__SUPPLIED INFORMATION__
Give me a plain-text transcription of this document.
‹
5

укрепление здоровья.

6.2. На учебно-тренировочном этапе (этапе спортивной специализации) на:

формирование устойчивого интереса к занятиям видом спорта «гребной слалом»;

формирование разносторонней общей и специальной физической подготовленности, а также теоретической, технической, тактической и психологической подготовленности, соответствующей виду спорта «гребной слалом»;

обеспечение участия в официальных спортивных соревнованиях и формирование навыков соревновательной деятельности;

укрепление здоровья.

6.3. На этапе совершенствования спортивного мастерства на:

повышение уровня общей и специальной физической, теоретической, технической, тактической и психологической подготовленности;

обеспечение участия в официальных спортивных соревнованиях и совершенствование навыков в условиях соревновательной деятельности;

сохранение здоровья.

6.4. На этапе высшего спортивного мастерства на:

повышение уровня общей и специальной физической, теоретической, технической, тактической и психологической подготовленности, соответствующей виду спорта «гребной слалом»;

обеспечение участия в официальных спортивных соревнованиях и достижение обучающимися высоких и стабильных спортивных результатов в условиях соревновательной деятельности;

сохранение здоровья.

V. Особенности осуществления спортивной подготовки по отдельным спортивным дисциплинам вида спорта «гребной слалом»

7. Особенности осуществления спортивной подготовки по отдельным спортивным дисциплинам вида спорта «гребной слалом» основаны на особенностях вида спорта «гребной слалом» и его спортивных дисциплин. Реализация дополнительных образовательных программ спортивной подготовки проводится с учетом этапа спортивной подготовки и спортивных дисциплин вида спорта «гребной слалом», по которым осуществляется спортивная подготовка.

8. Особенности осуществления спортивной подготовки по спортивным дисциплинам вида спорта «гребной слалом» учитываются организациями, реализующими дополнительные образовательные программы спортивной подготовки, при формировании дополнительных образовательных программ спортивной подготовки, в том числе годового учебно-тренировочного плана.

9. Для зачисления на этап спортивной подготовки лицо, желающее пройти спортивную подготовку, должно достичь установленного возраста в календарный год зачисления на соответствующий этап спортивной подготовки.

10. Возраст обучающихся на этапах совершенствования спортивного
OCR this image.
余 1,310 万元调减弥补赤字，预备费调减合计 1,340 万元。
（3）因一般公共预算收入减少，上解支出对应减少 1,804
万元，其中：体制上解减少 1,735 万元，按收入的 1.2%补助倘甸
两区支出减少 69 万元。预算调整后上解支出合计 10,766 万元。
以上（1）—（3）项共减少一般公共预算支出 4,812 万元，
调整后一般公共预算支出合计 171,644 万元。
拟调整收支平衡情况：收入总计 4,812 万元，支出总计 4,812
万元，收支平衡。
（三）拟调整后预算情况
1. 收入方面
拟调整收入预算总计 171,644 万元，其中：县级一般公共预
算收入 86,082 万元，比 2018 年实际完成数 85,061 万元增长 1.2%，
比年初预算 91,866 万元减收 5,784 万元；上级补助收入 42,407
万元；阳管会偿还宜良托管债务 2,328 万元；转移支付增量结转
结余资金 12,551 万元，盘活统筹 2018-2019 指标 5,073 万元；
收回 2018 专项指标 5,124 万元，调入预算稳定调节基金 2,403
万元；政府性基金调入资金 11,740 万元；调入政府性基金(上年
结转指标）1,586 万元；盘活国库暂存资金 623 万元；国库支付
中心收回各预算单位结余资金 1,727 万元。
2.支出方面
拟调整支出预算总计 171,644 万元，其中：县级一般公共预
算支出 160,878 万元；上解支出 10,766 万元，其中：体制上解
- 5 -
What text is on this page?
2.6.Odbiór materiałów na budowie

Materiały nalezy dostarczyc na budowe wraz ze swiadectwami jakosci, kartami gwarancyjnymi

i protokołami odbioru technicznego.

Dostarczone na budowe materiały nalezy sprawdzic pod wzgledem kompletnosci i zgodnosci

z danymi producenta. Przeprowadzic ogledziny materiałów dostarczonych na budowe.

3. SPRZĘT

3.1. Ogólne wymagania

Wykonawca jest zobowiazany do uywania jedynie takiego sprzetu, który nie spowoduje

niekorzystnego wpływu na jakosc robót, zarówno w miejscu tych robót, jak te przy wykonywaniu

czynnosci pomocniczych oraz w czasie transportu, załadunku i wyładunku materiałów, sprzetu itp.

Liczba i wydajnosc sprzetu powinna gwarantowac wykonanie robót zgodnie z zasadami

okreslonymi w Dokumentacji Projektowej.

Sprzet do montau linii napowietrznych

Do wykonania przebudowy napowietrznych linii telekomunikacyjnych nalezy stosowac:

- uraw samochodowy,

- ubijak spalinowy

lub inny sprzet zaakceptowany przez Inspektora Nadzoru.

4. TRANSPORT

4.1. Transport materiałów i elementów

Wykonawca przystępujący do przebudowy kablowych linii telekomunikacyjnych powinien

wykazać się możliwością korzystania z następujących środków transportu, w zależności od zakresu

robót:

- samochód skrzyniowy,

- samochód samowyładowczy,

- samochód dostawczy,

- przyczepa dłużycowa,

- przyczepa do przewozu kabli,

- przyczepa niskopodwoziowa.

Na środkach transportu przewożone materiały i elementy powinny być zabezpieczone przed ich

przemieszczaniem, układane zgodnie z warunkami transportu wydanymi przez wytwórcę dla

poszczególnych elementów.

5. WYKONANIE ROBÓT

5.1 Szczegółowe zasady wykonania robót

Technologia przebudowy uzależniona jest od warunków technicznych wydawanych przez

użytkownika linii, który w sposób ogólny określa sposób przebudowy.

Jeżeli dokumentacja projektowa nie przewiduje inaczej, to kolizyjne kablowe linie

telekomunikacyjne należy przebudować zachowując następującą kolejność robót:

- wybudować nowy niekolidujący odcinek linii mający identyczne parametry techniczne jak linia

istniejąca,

__STATED GOAL__
Filter the records, keeping only lines that contain "спортивным", and show those lines.

__ANSWER FOR THIS EXERCISE__
V. Особенности осуществления спортивной подготовки по отдельным спортивным дисциплинам вида спорта «гребной слалом»
7. Особенности осуществления спортивной подготовки по отдельным спортивным дисциплинам вида спорта «гребной слалом» основаны на особенностях вида спорта «гребной слалом» и его спортивных дисциплин. Реализация дополнительных образовательных программ спортивной подготовки проводится с учетом этапа спортивной подготовки и спортивных дисциплин вида спорта «гребной слалом», по которым осуществляется спортивная подготовка.
8. Особенности осуществления спортивной подготовки по спортивным дисциплинам вида спорта «гребной слалом» учитываются организациями, реализующими дополнительные образовательные программы спортивной подготовки, при формировании дополнительных образовательных программ спортивной подготовки, в том числе годового учебно-тренировочного плана.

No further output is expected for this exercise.